* _Your goal_:
List all the lines in these records that hold "page".

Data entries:
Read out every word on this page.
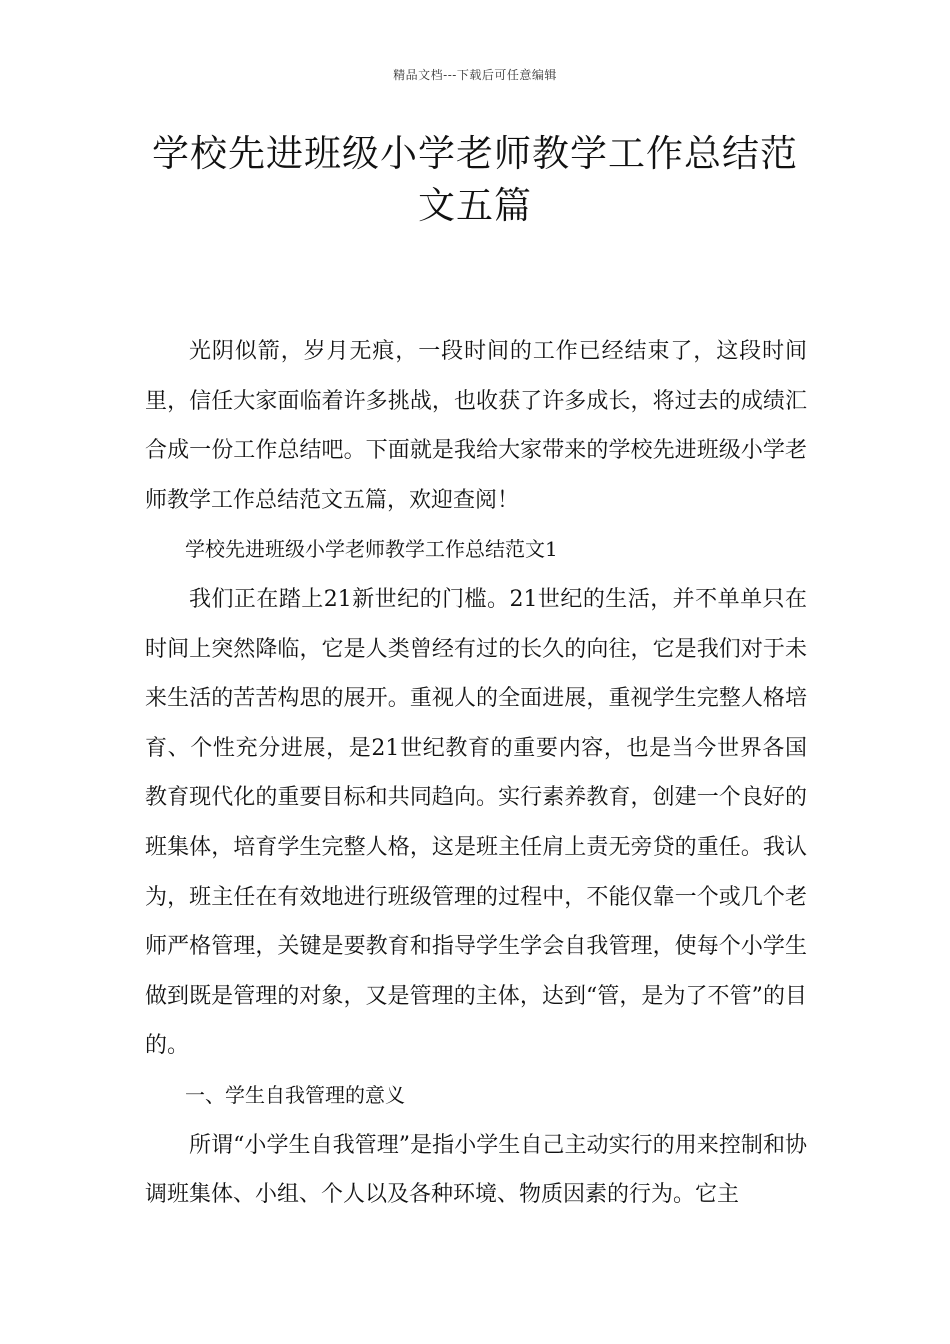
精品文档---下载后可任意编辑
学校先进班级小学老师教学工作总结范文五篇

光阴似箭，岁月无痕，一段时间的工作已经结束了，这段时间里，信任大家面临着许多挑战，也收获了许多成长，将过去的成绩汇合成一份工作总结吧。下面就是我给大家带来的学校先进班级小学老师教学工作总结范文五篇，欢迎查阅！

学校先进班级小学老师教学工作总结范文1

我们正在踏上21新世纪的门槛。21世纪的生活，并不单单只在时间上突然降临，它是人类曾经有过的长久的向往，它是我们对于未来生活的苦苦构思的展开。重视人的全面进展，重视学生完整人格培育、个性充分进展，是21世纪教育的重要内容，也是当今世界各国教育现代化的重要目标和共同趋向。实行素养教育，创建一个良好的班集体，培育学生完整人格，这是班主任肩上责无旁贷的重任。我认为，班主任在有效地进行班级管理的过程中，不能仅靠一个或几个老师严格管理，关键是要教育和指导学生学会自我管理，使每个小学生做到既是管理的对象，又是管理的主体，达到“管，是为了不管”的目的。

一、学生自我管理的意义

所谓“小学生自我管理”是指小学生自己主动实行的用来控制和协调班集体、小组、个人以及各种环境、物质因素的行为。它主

--

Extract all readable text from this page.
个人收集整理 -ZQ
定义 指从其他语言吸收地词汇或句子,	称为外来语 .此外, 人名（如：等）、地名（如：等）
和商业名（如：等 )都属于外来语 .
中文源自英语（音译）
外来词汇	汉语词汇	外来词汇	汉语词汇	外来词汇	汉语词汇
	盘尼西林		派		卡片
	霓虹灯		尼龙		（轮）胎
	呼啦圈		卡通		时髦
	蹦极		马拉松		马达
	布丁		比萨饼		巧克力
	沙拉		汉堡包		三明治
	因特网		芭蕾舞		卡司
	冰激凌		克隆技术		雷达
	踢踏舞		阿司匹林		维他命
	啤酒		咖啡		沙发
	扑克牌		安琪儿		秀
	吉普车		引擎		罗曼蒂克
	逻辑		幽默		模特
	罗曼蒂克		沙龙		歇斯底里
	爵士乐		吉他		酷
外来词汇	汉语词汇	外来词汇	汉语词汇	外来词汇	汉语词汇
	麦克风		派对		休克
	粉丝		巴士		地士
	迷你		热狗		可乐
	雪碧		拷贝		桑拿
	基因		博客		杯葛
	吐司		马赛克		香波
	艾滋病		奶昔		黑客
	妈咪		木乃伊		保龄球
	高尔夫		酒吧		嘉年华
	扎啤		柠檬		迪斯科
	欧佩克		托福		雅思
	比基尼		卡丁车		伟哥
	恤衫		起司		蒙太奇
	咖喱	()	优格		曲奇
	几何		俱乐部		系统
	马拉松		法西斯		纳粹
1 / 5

* * *

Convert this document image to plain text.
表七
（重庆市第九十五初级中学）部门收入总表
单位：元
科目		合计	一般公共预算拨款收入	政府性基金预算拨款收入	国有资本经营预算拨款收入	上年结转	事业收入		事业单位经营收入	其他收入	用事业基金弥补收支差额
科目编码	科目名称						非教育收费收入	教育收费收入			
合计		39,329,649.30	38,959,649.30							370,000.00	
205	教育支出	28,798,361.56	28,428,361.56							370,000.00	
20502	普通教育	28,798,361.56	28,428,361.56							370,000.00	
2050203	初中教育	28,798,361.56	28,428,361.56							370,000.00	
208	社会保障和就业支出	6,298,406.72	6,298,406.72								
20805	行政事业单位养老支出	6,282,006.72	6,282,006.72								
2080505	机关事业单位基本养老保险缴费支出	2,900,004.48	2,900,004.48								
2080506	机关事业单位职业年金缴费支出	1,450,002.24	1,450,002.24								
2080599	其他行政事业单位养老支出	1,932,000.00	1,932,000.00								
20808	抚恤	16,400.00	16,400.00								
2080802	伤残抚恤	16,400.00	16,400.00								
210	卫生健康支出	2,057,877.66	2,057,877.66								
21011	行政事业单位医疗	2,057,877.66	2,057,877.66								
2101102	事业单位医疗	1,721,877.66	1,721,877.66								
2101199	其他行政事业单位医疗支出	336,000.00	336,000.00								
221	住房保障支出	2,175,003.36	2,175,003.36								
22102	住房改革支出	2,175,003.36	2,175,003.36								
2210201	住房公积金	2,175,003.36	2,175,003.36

* _Result for this task_:
Read out every word on this page.
Extract all readable text from this page.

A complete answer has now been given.